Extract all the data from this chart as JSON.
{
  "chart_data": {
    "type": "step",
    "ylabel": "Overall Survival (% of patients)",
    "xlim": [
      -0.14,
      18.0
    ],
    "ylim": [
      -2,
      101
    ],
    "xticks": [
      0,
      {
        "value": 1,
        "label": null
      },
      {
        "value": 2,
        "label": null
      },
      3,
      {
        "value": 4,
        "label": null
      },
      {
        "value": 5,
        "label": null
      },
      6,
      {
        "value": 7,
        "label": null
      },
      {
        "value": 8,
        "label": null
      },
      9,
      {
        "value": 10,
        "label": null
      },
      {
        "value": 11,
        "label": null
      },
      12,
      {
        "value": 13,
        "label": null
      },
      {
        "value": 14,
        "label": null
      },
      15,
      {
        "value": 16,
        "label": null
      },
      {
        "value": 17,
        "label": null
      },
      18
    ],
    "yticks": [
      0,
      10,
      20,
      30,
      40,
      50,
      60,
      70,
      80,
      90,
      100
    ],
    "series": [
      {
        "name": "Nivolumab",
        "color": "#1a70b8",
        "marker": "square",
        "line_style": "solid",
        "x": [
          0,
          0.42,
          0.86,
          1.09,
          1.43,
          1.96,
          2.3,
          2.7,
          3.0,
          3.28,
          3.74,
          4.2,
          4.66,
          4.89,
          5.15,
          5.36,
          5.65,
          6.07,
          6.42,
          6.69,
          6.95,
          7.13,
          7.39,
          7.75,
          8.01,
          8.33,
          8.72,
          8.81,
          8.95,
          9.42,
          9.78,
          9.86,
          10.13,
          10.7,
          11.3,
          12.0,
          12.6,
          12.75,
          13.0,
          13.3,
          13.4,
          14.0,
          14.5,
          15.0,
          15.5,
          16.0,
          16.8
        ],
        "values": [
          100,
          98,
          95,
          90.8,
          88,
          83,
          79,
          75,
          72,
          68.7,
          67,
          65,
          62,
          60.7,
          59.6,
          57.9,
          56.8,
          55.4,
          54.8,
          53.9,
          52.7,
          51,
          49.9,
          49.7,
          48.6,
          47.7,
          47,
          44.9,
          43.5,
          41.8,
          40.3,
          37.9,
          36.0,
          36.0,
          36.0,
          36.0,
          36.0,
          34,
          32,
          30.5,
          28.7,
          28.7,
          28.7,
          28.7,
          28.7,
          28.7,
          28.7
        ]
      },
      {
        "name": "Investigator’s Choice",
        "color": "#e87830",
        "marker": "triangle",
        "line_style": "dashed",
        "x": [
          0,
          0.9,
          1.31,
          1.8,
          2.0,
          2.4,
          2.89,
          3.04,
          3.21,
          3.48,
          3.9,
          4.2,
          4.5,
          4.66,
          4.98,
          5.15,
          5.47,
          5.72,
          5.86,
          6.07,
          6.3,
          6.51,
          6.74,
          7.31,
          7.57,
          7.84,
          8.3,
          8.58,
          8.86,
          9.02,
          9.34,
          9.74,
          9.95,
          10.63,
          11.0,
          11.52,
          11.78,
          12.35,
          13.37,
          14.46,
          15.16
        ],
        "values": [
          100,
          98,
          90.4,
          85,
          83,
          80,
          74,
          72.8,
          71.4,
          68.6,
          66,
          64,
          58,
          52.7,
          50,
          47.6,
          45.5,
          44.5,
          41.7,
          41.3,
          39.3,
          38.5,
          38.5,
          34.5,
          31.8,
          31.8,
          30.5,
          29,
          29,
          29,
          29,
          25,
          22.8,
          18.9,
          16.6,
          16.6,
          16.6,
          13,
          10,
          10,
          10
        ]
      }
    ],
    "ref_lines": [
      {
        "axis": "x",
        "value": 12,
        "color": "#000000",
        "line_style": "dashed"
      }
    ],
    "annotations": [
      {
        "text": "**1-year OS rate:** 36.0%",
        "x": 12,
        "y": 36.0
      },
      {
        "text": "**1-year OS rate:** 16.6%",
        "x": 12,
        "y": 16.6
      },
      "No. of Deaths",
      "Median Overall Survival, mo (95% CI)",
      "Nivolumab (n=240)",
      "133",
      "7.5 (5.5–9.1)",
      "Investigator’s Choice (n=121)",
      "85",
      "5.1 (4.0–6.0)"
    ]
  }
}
————————
■ **WORK INSTRUCTION**
Scan the listing and report each line where the word "color" shows up.

■ **ANSWER BELOW**
        "color": "#1a70b8",
        "color": "#e87830",
        "color": "#000000",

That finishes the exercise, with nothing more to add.